Reproduce every line of the material below, renaming each "legend-item" to "legend-entry" and leaving everything else unchanged.

### Supplied material
^^^^

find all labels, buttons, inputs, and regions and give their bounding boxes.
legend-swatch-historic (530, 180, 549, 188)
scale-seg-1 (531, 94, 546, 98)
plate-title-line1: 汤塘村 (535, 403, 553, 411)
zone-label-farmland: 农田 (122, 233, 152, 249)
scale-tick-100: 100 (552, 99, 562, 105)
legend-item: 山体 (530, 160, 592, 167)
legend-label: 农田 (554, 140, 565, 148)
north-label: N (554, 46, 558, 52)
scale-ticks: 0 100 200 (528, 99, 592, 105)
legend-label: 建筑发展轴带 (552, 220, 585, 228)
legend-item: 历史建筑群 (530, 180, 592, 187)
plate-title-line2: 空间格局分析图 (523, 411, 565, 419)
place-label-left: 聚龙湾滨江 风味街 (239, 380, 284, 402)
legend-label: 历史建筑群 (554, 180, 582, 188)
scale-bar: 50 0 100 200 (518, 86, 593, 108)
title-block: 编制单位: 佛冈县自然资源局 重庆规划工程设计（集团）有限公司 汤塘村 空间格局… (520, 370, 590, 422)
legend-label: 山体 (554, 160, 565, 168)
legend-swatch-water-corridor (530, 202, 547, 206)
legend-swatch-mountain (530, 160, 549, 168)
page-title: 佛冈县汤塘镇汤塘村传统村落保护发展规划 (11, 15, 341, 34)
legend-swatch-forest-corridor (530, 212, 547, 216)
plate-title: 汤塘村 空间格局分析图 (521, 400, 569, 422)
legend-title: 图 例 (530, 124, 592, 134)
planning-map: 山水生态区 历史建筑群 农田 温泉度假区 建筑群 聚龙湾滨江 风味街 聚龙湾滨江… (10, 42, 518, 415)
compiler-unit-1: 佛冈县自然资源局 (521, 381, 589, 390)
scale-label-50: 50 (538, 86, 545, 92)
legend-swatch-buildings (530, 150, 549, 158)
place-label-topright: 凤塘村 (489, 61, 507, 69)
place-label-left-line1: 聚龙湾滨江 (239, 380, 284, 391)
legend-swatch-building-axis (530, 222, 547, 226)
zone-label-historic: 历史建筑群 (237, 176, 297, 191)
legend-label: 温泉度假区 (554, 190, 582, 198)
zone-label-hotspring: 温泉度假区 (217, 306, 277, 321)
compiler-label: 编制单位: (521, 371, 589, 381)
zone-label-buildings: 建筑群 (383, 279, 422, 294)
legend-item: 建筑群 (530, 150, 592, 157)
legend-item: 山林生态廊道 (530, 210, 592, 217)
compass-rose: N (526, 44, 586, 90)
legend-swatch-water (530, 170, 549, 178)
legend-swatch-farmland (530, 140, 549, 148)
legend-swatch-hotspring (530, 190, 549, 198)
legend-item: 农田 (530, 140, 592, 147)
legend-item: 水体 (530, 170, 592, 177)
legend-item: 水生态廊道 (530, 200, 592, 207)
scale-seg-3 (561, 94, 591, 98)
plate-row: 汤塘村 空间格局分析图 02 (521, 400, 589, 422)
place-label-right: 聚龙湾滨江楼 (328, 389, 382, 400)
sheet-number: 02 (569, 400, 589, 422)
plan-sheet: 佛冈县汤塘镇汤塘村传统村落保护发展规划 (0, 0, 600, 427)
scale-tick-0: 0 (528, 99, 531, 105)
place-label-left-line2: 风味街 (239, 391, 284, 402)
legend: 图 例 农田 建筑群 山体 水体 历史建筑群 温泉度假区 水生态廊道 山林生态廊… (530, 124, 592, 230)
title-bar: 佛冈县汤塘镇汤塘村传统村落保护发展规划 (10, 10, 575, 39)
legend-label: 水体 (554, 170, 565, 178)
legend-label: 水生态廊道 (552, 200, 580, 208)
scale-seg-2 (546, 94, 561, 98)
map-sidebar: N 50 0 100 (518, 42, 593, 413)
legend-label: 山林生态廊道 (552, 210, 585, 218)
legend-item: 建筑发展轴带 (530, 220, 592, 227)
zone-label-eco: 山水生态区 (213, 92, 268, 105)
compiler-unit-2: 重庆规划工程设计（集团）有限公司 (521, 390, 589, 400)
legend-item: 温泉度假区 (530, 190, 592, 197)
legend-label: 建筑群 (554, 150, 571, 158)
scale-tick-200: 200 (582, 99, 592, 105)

^^^^

### Answer for the task
find all labels, buttons, inputs, and regions and give their bounding boxes.
legend-swatch-historic (530, 180, 549, 188)
scale-seg-1 (531, 94, 546, 98)
plate-title-line1: 汤塘村 (535, 403, 553, 411)
zone-label-farmland: 农田 (122, 233, 152, 249)
scale-tick-100: 100 (552, 99, 562, 105)
legend-entry: 山体 (530, 160, 592, 167)
legend-label: 农田 (554, 140, 565, 148)
north-label: N (554, 46, 558, 52)
scale-ticks: 0 100 200 (528, 99, 592, 105)
legend-label: 建筑发展轴带 (552, 220, 585, 228)
legend-entry: 历史建筑群 (530, 180, 592, 187)
plate-title-line2: 空间格局分析图 (523, 411, 565, 419)
place-label-left: 聚龙湾滨江 风味街 (239, 380, 284, 402)
legend-label: 历史建筑群 (554, 180, 582, 188)
scale-bar: 50 0 100 200 (518, 86, 593, 108)
title-block: 编制单位: 佛冈县自然资源局 重庆规划工程设计（集团）有限公司 汤塘村 空间格局… (520, 370, 590, 422)
legend-label: 山体 (554, 160, 565, 168)
legend-swatch-water-corridor (530, 202, 547, 206)
legend-swatch-mountain (530, 160, 549, 168)
page-title: 佛冈县汤塘镇汤塘村传统村落保护发展规划 (11, 15, 341, 34)
legend-swatch-forest-corridor (530, 212, 547, 216)
plate-title: 汤塘村 空间格局分析图 (521, 400, 569, 422)
legend-title: 图 例 (530, 124, 592, 134)
planning-map: 山水生态区 历史建筑群 农田 温泉度假区 建筑群 聚龙湾滨江 风味街 聚龙湾滨江… (10, 42, 518, 415)
compiler-unit-1: 佛冈县自然资源局 (521, 381, 589, 390)
scale-label-50: 50 (538, 86, 545, 92)
legend-swatch-buildings (530, 150, 549, 158)
place-label-topright: 凤塘村 (489, 61, 507, 69)
place-label-left-line1: 聚龙湾滨江 (239, 380, 284, 391)
legend-swatch-building-axis (530, 222, 547, 226)
zone-label-historic: 历史建筑群 (237, 176, 297, 191)
legend-label: 温泉度假区 (554, 190, 582, 198)
zone-label-hotspring: 温泉度假区 (217, 306, 277, 321)
compiler-label: 编制单位: (521, 371, 589, 381)
zone-label-buildings: 建筑群 (383, 279, 422, 294)
legend-entry: 建筑群 (530, 150, 592, 157)
legend-entry: 山林生态廊道 (530, 210, 592, 217)
compass-rose: N (526, 44, 586, 90)
legend-swatch-water (530, 170, 549, 178)
legend-swatch-farmland (530, 140, 549, 148)
legend-swatch-hotspring (530, 190, 549, 198)
legend-entry: 农田 (530, 140, 592, 147)
legend-entry: 水体 (530, 170, 592, 177)
legend-entry: 水生态廊道 (530, 200, 592, 207)
scale-seg-3 (561, 94, 591, 98)
plate-row: 汤塘村 空间格局分析图 02 (521, 400, 589, 422)
place-label-right: 聚龙湾滨江楼 (328, 389, 382, 400)
sheet-number: 02 (569, 400, 589, 422)
plan-sheet: 佛冈县汤塘镇汤塘村传统村落保护发展规划 (0, 0, 600, 427)
scale-tick-0: 0 (528, 99, 531, 105)
place-label-left-line2: 风味街 (239, 391, 284, 402)
legend: 图 例 农田 建筑群 山体 水体 历史建筑群 温泉度假区 水生态廊道 山林生态廊… (530, 124, 592, 230)
title-bar: 佛冈县汤塘镇汤塘村传统村落保护发展规划 (10, 10, 575, 39)
legend-label: 水体 (554, 170, 565, 178)
legend-label: 水生态廊道 (552, 200, 580, 208)
scale-seg-2 (546, 94, 561, 98)
map-sidebar: N 50 0 100 (518, 42, 593, 413)
legend-label: 山林生态廊道 (552, 210, 585, 218)
legend-entry: 建筑发展轴带 (530, 220, 592, 227)
zone-label-eco: 山水生态区 (213, 92, 268, 105)
compiler-unit-2: 重庆规划工程设计（集团）有限公司 (521, 390, 589, 400)
legend-entry: 温泉度假区 (530, 190, 592, 197)
legend-label: 建筑群 (554, 150, 571, 158)
scale-tick-200: 200 (582, 99, 592, 105)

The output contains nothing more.